Records
>>>

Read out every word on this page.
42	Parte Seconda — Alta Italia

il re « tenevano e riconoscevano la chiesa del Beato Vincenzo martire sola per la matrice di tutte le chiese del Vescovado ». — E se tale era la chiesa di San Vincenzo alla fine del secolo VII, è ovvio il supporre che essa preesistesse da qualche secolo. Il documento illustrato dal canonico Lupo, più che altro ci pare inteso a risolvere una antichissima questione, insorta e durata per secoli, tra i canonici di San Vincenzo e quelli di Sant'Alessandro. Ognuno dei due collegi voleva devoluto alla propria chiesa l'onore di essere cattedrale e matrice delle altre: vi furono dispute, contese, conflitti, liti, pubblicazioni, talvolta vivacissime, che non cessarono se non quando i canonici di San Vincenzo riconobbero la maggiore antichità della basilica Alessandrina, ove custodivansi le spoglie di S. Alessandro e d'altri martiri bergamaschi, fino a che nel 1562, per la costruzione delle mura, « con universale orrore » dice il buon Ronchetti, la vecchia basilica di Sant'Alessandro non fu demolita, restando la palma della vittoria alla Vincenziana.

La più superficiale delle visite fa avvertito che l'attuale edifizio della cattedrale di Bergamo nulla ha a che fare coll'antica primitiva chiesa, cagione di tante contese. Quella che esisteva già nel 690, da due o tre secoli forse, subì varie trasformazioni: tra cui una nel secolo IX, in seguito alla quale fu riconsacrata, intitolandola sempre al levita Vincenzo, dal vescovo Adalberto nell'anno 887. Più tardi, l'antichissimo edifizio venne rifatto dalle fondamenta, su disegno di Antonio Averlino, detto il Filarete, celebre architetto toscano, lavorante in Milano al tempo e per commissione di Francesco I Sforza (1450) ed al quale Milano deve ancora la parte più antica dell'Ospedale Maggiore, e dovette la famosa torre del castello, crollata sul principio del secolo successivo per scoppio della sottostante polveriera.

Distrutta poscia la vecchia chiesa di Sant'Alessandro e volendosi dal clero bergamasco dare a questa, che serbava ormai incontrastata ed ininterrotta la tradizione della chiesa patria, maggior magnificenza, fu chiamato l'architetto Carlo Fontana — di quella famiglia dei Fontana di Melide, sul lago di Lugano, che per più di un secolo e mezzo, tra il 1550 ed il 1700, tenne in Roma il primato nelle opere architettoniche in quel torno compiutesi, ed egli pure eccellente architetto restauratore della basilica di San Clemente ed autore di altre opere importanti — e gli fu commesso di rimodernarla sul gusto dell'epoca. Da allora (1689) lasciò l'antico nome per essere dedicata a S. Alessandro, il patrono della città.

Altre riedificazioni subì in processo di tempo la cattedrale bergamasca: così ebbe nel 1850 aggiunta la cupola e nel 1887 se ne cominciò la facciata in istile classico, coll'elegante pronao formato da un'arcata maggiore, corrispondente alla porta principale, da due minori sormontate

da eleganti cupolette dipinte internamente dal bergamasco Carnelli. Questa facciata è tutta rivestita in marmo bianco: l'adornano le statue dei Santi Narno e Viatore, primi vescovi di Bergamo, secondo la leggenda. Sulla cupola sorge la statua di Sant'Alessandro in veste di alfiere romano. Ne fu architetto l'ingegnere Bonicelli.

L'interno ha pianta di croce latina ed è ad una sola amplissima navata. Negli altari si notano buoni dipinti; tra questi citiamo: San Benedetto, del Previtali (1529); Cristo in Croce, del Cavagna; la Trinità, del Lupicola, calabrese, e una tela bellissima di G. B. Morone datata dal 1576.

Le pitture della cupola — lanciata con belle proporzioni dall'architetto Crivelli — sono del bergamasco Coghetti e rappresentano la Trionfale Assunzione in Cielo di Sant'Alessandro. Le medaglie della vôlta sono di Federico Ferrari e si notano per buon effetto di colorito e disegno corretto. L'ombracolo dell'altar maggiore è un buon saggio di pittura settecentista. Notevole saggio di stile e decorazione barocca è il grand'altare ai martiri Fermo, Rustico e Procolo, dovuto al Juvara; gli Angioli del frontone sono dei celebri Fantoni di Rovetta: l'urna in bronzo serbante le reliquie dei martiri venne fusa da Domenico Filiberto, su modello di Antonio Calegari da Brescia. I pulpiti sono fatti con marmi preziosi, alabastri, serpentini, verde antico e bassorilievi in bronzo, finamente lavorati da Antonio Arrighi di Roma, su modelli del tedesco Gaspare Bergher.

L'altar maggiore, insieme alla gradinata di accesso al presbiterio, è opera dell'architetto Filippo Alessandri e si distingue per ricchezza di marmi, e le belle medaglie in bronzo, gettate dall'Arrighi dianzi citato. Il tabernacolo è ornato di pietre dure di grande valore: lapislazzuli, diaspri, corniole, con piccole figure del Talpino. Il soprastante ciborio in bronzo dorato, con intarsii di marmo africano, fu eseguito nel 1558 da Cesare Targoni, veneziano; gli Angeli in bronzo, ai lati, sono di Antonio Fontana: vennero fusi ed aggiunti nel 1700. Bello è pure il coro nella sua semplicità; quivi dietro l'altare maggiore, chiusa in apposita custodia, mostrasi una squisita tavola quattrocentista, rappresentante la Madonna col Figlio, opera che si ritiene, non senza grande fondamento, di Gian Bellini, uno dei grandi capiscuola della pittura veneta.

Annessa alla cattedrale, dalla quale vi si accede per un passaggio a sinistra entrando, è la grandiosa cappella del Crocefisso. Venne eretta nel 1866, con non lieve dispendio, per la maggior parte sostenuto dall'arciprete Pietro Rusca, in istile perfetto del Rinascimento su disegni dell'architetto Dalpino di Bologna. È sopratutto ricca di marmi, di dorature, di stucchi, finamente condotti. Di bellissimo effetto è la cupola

<<<
>>>

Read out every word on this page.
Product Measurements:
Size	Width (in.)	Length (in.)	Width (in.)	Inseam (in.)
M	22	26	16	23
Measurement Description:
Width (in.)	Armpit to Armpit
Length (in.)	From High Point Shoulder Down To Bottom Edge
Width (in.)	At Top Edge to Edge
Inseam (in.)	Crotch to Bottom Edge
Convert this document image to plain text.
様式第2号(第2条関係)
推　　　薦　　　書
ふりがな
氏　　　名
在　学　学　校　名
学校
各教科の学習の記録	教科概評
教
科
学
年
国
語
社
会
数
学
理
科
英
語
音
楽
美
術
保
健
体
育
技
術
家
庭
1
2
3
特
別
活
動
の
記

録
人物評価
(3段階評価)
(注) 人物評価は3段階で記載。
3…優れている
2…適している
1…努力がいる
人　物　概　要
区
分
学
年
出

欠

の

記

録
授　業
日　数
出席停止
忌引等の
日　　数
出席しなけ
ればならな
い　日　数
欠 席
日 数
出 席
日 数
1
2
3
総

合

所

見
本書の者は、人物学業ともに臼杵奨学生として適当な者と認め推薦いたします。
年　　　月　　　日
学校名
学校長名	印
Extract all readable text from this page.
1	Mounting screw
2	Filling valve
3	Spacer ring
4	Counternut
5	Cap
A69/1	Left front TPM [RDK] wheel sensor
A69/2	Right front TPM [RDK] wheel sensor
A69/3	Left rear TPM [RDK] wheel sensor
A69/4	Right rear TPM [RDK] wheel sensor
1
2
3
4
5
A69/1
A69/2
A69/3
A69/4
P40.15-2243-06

<<<

## Exercise
Copy out every line of the data that includes "this".

## Solution
Read out every word on this page.
Read out every word on this page.
Convert this document image to plain text.
Extract all readable text from this page.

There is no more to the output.